Task prompt => Among the entries, which lines carry the string "information"? Copy each of them.

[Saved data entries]
***
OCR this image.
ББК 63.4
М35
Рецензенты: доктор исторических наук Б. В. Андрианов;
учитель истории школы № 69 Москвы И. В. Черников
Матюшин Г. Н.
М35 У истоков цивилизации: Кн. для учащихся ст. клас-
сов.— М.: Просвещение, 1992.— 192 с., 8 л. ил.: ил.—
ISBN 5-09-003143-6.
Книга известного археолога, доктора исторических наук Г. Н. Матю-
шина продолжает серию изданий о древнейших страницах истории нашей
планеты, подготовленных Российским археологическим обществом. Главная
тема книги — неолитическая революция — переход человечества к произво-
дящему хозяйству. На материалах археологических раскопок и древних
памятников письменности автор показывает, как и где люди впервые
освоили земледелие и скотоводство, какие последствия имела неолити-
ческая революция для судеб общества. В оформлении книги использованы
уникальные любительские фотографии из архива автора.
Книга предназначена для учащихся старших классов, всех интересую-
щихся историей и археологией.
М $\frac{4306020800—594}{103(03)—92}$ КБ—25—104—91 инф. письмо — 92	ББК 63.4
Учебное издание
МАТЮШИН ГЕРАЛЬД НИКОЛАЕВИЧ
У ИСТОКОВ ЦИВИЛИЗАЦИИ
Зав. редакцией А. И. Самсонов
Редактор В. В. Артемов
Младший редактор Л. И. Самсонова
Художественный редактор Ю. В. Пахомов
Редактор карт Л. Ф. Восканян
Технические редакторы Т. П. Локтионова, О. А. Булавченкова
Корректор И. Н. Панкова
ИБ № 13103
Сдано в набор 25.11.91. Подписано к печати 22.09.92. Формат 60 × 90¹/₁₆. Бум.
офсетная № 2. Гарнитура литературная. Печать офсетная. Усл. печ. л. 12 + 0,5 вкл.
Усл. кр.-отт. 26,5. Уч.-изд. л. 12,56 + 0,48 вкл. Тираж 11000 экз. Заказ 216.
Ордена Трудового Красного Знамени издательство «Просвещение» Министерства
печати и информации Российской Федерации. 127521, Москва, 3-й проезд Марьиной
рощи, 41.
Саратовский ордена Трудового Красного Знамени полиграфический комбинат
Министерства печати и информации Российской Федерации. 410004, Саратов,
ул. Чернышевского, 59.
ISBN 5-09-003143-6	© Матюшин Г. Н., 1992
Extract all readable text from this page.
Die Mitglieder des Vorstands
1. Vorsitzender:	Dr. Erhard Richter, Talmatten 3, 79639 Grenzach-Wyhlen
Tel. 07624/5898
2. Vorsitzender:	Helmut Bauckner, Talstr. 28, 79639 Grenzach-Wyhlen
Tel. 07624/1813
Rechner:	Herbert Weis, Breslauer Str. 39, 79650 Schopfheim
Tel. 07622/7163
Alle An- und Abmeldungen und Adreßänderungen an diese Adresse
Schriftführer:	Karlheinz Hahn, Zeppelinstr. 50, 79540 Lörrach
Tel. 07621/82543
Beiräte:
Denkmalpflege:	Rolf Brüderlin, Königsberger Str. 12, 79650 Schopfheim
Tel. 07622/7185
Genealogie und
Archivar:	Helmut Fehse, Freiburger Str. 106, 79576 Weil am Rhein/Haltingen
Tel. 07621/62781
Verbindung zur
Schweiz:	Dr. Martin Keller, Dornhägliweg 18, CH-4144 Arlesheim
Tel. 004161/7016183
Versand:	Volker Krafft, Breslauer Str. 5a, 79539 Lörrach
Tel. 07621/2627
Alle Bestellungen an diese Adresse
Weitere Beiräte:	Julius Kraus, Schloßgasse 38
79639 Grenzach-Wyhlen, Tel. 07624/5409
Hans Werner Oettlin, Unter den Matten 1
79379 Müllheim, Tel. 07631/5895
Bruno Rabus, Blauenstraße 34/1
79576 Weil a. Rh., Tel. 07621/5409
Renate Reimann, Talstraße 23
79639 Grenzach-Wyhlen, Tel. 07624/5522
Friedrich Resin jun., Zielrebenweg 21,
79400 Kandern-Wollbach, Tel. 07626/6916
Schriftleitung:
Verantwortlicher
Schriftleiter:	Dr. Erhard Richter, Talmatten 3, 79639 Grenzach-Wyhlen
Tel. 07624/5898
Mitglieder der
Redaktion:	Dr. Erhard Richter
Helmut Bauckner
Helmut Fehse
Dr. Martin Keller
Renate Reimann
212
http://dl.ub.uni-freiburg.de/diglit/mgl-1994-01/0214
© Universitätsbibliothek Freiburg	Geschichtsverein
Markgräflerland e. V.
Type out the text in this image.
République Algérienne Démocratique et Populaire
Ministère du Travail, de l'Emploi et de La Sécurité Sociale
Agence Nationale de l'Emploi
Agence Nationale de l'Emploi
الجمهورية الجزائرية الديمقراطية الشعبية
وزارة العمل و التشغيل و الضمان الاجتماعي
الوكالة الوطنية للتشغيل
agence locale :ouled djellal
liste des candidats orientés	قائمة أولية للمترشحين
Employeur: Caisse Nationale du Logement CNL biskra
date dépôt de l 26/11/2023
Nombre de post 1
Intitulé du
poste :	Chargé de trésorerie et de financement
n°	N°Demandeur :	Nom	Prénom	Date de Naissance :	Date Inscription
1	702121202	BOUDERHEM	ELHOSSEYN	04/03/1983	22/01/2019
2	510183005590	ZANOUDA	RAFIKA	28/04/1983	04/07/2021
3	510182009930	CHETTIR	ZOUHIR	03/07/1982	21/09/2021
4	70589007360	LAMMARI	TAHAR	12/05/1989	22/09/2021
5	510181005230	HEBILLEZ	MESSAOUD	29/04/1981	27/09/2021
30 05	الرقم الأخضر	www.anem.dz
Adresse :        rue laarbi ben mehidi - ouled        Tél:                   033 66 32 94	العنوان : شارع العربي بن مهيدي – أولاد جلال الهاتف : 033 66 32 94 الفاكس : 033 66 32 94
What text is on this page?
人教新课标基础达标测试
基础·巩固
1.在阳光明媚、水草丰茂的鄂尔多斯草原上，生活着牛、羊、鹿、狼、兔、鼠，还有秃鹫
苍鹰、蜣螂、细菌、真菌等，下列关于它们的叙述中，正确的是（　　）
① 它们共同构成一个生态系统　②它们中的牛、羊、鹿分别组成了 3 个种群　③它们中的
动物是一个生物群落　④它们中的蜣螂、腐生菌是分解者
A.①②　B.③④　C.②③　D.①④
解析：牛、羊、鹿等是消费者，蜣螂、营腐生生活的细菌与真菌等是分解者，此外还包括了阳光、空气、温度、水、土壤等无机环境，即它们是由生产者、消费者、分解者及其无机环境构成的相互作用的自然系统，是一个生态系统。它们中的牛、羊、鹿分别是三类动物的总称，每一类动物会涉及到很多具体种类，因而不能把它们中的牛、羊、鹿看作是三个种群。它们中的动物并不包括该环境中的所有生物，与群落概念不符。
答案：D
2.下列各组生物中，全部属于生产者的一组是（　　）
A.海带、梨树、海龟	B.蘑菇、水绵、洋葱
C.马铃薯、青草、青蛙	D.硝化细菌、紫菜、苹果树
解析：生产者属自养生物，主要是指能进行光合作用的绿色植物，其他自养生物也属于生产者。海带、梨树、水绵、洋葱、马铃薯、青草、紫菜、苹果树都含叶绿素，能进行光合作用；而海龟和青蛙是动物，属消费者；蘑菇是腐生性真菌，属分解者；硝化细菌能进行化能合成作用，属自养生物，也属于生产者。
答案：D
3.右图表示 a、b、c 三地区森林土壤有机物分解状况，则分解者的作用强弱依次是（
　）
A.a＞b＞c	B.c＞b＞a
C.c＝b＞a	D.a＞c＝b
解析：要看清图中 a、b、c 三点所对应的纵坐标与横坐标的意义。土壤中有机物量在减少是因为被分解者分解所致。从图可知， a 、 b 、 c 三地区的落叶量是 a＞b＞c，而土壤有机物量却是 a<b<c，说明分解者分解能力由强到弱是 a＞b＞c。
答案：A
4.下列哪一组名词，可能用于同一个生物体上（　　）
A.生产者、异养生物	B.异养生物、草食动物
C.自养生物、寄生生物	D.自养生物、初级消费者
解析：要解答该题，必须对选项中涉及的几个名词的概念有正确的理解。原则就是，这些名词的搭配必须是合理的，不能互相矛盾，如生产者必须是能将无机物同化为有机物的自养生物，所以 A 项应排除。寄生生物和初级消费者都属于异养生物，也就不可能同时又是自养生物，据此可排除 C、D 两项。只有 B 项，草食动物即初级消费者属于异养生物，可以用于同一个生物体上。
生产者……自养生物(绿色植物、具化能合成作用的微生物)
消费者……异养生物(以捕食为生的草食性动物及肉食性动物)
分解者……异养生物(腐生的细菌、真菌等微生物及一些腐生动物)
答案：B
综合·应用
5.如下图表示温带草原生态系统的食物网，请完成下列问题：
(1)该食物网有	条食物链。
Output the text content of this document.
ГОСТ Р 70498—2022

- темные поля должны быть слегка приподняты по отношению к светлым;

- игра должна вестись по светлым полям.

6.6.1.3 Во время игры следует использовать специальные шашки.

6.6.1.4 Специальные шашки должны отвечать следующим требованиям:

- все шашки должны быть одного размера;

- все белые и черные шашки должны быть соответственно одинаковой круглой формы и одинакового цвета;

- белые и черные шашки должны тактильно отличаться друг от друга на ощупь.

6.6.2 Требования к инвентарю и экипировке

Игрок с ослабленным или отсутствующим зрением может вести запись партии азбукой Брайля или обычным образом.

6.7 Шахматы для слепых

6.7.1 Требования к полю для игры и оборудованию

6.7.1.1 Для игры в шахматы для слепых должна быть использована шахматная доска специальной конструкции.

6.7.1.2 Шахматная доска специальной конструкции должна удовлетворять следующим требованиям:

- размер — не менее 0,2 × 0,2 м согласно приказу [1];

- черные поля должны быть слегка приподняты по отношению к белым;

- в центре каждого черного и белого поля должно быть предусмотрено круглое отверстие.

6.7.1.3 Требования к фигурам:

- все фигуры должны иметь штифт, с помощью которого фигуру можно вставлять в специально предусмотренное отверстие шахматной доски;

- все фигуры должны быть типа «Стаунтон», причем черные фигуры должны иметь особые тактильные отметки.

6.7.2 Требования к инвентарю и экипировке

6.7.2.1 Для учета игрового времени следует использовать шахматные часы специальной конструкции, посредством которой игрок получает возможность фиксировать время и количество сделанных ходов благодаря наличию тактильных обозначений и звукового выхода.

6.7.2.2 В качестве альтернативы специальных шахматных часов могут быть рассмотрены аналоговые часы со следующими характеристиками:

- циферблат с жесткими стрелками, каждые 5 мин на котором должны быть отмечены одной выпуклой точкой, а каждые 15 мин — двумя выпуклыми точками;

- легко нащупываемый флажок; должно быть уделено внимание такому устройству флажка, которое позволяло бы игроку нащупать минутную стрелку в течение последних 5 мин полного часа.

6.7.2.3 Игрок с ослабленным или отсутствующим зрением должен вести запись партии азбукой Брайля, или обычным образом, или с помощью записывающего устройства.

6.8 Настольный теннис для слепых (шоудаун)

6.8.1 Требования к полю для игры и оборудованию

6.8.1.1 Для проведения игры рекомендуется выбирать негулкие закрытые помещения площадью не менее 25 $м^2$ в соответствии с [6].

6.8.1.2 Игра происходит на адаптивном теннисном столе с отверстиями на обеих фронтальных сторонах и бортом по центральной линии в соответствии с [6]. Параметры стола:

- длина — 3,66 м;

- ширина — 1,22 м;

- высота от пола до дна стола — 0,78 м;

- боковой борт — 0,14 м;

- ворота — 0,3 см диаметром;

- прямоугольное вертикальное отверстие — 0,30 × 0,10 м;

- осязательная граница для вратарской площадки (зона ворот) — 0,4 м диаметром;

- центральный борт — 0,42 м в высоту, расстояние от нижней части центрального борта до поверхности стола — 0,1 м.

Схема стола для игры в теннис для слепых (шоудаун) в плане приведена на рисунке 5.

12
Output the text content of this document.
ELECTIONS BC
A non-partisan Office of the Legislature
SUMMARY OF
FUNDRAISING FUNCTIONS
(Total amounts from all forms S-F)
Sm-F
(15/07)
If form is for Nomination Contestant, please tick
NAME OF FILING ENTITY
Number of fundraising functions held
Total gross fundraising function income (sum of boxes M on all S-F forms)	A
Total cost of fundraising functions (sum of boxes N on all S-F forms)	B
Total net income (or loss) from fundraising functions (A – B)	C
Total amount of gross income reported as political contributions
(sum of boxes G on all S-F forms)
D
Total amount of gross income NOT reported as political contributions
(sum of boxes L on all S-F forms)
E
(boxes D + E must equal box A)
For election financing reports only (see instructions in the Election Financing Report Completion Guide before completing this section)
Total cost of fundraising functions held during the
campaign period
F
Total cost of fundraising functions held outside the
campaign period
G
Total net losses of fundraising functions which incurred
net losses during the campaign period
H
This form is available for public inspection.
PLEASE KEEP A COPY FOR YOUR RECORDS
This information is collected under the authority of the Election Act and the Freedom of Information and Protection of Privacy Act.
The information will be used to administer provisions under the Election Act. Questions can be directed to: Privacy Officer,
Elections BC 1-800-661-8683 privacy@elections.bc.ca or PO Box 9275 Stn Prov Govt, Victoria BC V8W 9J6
***
Written solution =>
This information is collected under the authority of the Election Act and the Freedom of Information and Protection of Privacy Act.
The information will be used to administer provisions under the Election Act. Questions can be directed to: Privacy Officer,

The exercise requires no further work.